%%

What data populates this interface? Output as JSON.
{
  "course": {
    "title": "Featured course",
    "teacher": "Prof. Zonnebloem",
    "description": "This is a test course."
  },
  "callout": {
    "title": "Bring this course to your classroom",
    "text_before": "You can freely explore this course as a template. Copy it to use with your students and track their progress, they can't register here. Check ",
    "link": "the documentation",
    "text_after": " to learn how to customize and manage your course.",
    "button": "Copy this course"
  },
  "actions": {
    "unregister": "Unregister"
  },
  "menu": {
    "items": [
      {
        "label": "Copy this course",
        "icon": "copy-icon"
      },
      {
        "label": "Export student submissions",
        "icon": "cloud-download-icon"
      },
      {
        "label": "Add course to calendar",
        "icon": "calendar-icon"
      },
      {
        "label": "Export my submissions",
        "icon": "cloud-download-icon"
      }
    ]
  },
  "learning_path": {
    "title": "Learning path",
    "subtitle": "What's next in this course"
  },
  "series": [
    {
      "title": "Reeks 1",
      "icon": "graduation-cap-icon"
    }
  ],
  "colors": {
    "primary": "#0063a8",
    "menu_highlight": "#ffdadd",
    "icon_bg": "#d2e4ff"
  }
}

%%
%%

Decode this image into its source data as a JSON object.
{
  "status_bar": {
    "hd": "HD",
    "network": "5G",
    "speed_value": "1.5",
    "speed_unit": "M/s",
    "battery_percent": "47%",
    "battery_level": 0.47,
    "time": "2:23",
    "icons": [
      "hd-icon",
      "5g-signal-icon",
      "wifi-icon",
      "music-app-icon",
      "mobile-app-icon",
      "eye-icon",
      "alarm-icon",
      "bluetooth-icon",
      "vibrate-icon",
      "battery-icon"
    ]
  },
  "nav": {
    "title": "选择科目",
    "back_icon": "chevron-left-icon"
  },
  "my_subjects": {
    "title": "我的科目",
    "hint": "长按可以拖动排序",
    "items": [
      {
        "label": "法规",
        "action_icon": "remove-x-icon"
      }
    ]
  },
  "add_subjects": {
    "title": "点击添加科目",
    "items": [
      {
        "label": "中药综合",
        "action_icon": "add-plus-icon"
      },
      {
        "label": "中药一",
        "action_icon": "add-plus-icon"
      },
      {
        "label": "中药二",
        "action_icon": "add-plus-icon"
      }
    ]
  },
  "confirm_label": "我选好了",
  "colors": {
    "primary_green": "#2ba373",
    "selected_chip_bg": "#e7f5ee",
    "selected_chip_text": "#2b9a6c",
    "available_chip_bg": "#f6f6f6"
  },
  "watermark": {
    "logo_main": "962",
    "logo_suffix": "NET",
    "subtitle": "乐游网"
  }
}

%%

» What the task requires: Select every line of the material above holding the word "your" and copy it.

» Reply to the task:
    "title": "Bring this course to your classroom",
    "text_before": "You can freely explore this course as a template. Copy it to use with your students and track their progress, they can't register here. Check ",
    "text_after": " to learn how to customize and manage your course.",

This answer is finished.